* **本文抜粋**

---

ファーストフードのくだりを読んで、やっと理解しました。
耳にも同じことが言えるかもしれない…怖いですね。
感覚が狂ってしまえば、自己防衛能力も減るということですし。
食べ物に関しては私が吐き気をもよおして食べられないものを若者が平気でバクバク食べているのを見て怖くなります。
マ○ドとコンビニ弁当は私は食べられません。
擬似体験恐ろしいですね。
ゲームなどもそうですよね。ほのぼの系(DSlite)なども出てきて、つい買ってしまいましたが、やっぱり飽きてしまいました。本物には叶わないことを体が教えてくれます。
>なみぞぅ
こんにちは、みーちゃんさん。ブログでははじめましてですね。
科学の進歩で生活水準が上がっているとは言うものの、
人間が持つ尺度全てを掌握できてはいないということを
認識しないといけないんだろうなと最近思ってます。

---

* **作業用の記録**
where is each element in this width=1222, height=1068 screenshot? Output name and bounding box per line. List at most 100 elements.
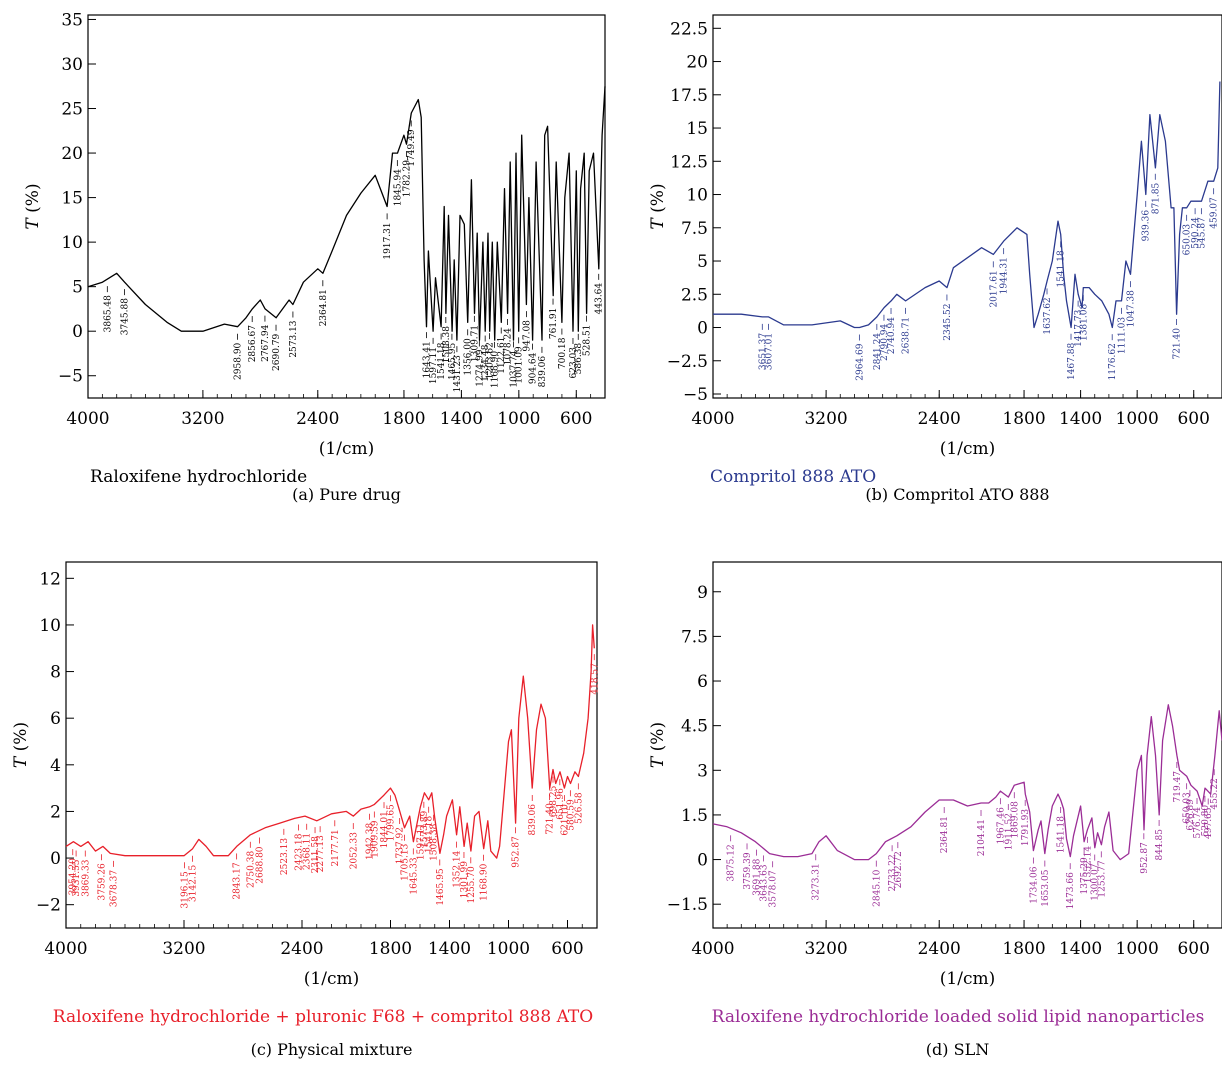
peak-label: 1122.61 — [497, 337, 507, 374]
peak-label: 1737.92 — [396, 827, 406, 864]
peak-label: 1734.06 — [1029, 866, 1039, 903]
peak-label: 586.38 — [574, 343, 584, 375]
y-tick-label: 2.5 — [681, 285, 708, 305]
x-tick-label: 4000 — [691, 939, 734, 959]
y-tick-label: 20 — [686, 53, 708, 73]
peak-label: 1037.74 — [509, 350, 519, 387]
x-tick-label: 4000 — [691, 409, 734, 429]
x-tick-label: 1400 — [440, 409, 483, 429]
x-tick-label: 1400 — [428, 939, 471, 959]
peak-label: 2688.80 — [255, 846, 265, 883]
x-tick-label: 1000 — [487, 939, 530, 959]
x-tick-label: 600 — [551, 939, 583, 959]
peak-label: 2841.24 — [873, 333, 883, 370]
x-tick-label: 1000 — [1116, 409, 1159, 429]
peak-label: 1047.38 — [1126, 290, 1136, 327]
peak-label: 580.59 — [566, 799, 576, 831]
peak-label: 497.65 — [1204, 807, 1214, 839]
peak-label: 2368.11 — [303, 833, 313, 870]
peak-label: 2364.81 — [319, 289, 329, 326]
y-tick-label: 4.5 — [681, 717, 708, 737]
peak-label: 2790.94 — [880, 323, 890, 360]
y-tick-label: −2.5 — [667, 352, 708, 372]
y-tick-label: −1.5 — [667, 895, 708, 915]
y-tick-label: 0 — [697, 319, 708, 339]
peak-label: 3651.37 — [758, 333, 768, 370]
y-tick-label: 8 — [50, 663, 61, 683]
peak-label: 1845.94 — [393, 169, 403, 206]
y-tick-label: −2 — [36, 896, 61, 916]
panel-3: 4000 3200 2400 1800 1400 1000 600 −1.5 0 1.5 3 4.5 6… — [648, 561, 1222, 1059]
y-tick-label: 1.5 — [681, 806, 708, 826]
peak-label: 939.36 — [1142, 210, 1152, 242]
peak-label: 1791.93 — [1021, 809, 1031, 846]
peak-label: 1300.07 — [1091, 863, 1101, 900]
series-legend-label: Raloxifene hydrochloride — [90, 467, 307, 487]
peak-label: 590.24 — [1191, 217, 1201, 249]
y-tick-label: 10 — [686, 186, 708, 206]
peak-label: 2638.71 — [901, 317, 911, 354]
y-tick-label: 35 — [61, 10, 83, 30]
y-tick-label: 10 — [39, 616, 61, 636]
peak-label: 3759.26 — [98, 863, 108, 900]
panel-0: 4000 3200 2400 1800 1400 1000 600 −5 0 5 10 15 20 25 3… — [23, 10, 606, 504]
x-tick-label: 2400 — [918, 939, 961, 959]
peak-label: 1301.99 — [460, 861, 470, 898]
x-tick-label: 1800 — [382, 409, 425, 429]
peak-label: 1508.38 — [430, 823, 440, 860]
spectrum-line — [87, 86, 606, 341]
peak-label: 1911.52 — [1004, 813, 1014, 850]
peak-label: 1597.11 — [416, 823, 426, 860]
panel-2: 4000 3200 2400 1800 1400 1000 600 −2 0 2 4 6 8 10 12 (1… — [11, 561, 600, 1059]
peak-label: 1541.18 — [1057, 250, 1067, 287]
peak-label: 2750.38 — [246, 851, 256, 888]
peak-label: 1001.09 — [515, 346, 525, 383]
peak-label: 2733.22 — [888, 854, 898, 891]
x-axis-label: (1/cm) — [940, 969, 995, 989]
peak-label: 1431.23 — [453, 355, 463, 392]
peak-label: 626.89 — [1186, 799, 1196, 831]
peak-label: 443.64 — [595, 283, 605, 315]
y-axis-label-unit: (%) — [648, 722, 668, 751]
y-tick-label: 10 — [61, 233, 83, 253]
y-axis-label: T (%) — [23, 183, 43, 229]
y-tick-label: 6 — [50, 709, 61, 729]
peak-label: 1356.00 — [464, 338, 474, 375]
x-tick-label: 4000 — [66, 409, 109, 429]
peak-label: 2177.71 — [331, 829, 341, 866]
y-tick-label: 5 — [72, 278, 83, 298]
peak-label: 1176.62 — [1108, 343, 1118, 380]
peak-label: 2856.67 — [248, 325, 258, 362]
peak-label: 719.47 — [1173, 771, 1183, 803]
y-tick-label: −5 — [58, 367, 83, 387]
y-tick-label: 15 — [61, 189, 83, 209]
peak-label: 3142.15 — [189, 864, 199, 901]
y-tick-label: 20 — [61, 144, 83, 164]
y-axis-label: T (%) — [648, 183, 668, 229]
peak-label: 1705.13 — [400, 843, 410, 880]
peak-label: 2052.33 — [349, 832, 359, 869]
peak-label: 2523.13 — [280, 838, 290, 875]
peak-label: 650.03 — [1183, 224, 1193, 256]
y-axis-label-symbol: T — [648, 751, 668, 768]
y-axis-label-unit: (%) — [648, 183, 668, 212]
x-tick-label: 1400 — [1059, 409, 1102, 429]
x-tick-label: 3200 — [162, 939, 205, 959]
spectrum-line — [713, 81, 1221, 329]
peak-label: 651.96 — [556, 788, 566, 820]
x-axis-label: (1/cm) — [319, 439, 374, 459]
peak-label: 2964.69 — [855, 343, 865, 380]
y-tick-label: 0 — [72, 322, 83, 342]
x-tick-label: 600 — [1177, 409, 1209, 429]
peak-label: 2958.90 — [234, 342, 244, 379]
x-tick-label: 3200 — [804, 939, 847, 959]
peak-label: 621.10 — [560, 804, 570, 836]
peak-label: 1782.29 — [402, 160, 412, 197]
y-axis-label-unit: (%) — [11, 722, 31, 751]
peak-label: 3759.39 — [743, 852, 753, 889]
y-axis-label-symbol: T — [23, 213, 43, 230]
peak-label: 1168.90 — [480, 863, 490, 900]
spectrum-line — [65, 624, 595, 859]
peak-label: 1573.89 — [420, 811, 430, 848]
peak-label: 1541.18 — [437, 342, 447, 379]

---

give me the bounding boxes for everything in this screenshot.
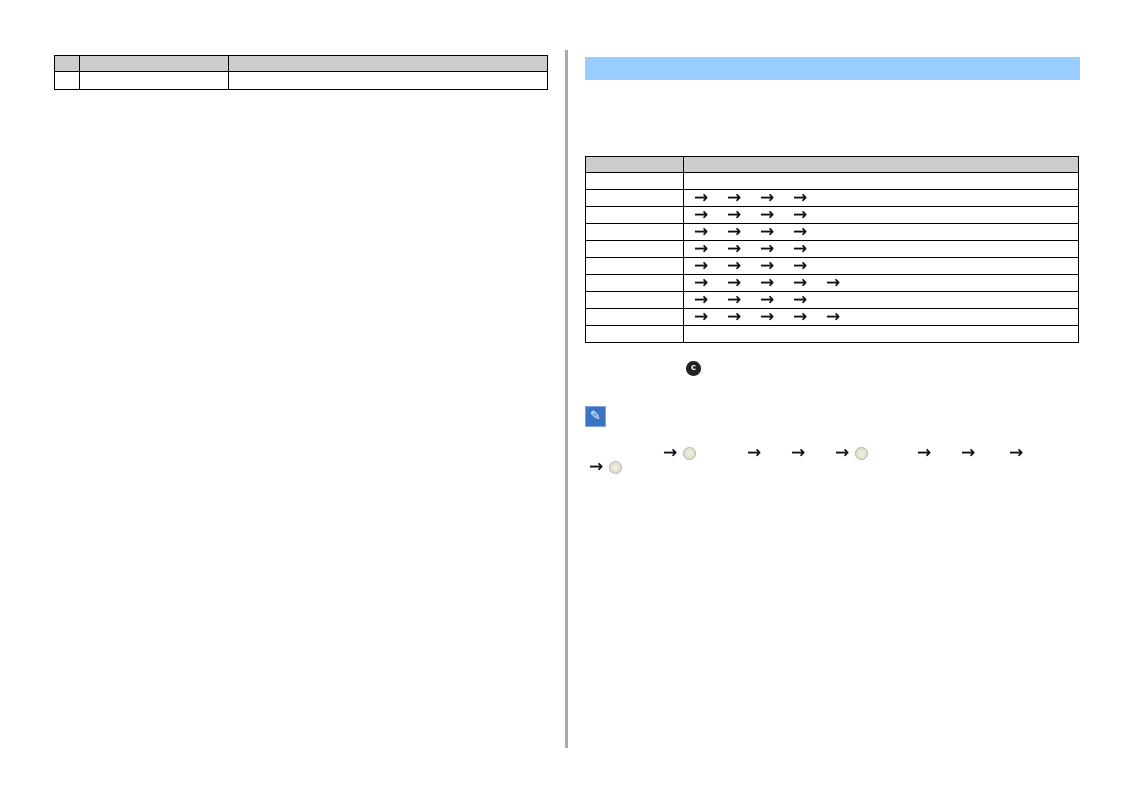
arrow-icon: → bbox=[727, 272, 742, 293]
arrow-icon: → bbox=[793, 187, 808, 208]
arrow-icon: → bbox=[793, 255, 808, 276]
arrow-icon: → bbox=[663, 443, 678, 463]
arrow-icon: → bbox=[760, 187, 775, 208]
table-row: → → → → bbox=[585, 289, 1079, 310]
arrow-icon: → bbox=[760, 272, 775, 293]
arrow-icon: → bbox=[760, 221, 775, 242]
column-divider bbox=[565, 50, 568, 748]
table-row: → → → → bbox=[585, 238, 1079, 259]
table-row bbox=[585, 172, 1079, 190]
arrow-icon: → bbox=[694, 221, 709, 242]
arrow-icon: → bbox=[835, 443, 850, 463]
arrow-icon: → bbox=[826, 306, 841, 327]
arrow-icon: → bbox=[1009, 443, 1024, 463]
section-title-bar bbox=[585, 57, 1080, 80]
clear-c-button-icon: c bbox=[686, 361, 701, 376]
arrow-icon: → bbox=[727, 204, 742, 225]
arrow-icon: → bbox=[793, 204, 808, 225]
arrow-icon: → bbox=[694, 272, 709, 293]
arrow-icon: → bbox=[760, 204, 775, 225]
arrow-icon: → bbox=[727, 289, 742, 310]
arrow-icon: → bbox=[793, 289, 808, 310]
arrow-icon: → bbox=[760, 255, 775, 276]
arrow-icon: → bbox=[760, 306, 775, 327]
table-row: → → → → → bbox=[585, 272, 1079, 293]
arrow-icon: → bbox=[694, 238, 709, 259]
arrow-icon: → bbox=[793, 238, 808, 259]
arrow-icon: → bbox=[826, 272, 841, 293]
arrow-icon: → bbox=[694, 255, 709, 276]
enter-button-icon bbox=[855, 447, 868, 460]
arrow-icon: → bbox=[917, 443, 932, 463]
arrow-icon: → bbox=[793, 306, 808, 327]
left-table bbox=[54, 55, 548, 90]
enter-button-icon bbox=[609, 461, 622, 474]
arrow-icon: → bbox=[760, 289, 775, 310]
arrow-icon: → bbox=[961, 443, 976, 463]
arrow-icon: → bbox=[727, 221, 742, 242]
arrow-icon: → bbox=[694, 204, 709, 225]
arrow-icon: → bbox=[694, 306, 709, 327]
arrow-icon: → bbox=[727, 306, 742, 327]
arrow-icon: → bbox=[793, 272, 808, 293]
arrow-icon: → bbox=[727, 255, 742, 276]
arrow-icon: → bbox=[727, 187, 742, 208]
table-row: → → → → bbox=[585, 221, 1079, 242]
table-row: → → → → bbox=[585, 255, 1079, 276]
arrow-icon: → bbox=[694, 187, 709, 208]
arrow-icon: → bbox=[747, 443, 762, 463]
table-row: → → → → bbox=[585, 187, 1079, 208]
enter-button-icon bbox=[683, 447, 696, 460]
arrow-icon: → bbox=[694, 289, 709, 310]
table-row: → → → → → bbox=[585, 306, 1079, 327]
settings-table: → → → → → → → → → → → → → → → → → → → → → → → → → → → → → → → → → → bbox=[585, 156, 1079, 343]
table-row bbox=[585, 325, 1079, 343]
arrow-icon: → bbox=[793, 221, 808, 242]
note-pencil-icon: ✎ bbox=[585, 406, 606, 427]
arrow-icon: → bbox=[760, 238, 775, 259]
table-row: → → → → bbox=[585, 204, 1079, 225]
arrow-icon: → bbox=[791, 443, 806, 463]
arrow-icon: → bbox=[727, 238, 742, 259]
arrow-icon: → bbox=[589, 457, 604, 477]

---

* **課題**
a: 記録のうち、「arrow-icon: → bbox=[727, 272, 742, 293]」を含む行から「table-row bbox=[585, 172, 1079, 190]」を含む行までを、両端の行も含めて一字一句そのまま書き写してください。
b: 感覚と擬似体験について述べた文章を、最後の文のあとから続けて書いてください。

* **回答一覧**
a:
arrow-icon: → bbox=[727, 272, 742, 293]
arrow-icon: → bbox=[793, 187, 808, 208]
arrow-icon: → bbox=[793, 255, 808, 276]
arrow-icon: → bbox=[663, 443, 678, 463]
arrow-icon: → bbox=[760, 187, 775, 208]
table-row: → → → → bbox=[585, 289, 1079, 310]
arrow-icon: → bbox=[760, 272, 775, 293]
arrow-icon: → bbox=[760, 221, 775, 242]
column-divider bbox=[565, 50, 568, 748]
table-row: → → → → bbox=[585, 238, 1079, 259]
table-row bbox=[585, 172, 1079, 190]

b:
ある切り口では正しいことも総合的に見るととんでもないことだった
というのは良く有ることですよね。
いろんなことを感じられることを楽しみたいと思います。
今後とも宜しくお願いしますね。
投稿: みーちゃん | 2007年9月17日 (月) 12時51分
よろしくです~。バイクネタとってもディープな感じでついていけたらいいのになーと思いつつ、読んでも分かりません( ;^^)へ..
こちらこそよろしくお願いします。
ブログ引越しました。ココログからアメーバへ。
ココログもしばらくは閉鎖しませんが。
>なみぞぅ
バイクも,クルマもちょっとコアな世界に浸ってますので
程々でのおつきあいでかまいませんですよ。
時々今回のような思いつきの変なコメントを寄せますんで
宜しくお願いしますね。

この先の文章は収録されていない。